* _Given problem_
Locate the line that contains "Serialize everything readable". Print it and every subsequent line through the final line of the records, exactly and only those.

------------------------------

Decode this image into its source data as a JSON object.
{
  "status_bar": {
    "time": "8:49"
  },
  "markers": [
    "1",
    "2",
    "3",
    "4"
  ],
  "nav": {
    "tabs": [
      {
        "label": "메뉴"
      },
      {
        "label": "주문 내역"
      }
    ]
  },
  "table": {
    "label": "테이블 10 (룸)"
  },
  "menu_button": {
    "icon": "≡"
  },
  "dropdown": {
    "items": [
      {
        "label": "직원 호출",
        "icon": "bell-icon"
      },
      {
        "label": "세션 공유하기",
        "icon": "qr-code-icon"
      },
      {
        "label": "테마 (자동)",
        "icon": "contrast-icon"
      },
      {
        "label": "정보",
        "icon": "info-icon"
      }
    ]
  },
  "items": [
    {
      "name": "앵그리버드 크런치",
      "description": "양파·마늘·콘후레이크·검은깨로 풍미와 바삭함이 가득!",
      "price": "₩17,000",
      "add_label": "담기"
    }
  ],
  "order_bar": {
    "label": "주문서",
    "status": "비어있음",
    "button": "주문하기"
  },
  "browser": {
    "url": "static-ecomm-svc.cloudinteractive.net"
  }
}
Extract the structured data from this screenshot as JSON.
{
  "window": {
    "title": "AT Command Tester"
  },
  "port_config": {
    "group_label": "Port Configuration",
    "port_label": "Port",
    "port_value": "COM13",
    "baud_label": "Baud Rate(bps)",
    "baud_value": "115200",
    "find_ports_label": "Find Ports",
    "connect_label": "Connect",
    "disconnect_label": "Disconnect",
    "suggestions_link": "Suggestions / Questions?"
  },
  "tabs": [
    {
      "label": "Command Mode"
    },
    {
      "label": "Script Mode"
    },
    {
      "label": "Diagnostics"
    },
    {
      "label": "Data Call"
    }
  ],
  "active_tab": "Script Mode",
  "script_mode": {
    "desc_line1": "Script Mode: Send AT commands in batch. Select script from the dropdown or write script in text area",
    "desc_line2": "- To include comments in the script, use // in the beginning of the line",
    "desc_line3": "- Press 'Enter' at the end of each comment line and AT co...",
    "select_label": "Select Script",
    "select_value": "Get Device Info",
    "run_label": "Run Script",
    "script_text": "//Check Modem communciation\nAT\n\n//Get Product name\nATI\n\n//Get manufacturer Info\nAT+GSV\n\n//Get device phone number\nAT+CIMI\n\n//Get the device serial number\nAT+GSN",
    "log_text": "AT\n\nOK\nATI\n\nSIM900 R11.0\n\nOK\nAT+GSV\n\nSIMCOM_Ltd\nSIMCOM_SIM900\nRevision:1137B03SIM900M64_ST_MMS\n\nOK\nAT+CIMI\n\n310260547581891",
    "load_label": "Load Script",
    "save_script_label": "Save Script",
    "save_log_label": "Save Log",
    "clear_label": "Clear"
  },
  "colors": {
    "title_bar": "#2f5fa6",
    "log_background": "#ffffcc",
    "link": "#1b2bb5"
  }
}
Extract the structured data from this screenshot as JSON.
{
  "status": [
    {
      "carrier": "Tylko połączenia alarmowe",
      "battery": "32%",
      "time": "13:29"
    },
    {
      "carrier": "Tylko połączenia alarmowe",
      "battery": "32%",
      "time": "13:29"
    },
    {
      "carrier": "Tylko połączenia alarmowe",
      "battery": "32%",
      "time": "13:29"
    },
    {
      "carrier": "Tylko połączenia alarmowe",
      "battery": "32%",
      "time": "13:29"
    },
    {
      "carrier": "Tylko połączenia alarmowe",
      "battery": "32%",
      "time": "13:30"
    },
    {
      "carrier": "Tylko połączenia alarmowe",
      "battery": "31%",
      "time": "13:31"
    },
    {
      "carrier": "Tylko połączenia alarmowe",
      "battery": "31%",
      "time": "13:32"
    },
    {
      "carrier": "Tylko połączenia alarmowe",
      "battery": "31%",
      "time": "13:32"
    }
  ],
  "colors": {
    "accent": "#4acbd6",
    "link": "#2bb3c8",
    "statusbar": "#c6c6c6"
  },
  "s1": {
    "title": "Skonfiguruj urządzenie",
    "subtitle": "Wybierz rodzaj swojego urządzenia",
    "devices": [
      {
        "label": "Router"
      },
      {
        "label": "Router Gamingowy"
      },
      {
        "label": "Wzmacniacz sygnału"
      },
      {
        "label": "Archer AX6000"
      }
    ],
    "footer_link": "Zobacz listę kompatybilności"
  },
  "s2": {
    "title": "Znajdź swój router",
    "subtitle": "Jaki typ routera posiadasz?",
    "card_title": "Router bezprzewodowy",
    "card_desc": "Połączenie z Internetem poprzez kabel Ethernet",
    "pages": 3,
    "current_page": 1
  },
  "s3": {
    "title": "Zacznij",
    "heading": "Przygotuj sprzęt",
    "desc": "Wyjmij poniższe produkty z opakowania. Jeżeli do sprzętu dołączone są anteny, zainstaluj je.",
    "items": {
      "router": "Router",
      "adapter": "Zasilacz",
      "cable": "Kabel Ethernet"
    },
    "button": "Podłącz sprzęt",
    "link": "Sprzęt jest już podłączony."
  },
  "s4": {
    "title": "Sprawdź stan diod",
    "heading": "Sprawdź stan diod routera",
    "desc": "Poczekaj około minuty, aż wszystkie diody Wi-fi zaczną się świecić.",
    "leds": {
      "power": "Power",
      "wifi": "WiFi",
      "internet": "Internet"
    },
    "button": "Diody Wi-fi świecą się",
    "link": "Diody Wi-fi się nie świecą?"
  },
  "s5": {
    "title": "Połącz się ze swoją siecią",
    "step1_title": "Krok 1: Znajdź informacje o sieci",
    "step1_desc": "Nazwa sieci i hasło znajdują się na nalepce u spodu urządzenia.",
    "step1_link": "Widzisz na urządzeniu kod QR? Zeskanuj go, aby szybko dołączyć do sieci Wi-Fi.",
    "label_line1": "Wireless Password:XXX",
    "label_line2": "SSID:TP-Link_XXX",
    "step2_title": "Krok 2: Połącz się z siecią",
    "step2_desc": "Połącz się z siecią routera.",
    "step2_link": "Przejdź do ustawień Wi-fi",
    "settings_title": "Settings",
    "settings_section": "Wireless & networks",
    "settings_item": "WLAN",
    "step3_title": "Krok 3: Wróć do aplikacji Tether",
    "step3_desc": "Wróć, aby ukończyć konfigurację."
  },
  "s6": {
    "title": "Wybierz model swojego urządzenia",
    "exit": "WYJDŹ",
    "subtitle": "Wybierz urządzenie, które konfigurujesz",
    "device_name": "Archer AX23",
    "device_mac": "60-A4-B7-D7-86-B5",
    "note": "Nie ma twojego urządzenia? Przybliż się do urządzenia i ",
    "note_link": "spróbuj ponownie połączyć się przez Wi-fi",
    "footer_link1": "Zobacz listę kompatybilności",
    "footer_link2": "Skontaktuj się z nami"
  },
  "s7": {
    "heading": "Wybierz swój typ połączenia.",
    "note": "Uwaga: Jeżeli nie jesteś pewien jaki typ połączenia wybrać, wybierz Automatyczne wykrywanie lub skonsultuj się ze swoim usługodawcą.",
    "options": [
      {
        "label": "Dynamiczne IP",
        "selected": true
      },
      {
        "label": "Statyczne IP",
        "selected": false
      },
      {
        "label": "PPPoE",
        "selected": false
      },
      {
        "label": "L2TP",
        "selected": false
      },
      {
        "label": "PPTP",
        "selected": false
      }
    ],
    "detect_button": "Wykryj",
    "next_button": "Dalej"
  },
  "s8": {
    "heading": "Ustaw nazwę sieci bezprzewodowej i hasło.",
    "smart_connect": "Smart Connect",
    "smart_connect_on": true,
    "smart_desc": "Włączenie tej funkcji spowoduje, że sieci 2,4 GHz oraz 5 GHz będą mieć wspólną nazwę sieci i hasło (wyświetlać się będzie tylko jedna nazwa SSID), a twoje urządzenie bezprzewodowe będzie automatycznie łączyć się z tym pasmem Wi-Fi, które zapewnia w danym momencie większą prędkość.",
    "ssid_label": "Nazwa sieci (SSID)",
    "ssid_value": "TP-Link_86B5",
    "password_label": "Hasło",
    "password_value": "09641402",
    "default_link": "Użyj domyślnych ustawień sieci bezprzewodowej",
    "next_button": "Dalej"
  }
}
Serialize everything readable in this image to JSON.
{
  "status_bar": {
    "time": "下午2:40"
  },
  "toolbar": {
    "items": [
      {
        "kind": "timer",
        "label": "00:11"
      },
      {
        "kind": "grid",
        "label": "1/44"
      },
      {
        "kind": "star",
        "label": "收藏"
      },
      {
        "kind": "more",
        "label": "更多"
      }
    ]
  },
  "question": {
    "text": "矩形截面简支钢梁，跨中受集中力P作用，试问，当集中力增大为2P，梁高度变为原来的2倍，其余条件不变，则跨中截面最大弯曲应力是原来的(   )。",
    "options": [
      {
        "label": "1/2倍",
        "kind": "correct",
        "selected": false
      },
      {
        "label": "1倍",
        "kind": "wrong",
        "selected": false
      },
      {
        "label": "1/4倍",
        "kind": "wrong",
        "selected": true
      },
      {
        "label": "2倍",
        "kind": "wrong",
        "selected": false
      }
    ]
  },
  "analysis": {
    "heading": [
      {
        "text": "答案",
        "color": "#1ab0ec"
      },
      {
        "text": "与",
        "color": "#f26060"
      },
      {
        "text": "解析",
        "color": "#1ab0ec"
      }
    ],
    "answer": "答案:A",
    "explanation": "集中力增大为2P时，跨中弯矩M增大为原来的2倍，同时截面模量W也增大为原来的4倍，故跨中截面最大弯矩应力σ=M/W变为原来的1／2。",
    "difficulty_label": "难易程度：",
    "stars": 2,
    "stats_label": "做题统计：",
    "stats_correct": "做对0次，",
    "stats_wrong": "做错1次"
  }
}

------------------------------

* _Response to the exercise_
Serialize everything readable in this image to JSON.
{
  "status_bar": {
    "time": "下午2:40"
  },
  "toolbar": {
    "items": [
      {
        "kind": "timer",
        "label": "00:11"
      },
      {
        "kind": "grid",
        "label": "1/44"
      },
      {
        "kind": "star",
        "label": "收藏"
      },
      {
        "kind": "more",
        "label": "更多"
      }
    ]
  },
  "question": {
    "text": "矩形截面简支钢梁，跨中受集中力P作用，试问，当集中力增大为2P，梁高度变为原来的2倍，其余条件不变，则跨中截面最大弯曲应力是原来的(   )。",
    "options": [
      {
        "label": "1/2倍",
        "kind": "correct",
        "selected": false
      },
      {
        "label": "1倍",
        "kind": "wrong",
        "selected": false
      },
      {
        "label": "1/4倍",
        "kind": "wrong",
        "selected": true
      },
      {
        "label": "2倍",
        "kind": "wrong",
        "selected": false
      }
    ]
  },
  "analysis": {
    "heading": [
      {
        "text": "答案",
        "color": "#1ab0ec"
      },
      {
        "text": "与",
        "color": "#f26060"
      },
      {
        "text": "解析",
        "color": "#1ab0ec"
      }
    ],
    "answer": "答案:A",
    "explanation": "集中力增大为2P时，跨中弯矩M增大为原来的2倍，同时截面模量W也增大为原来的4倍，故跨中截面最大弯矩应力σ=M/W变为原来的1／2。",
    "difficulty_label": "难易程度：",
    "stars": 2,
    "stats_label": "做题统计：",
    "stats_correct": "做对0次，",
    "stats_wrong": "做错1次"
  }
}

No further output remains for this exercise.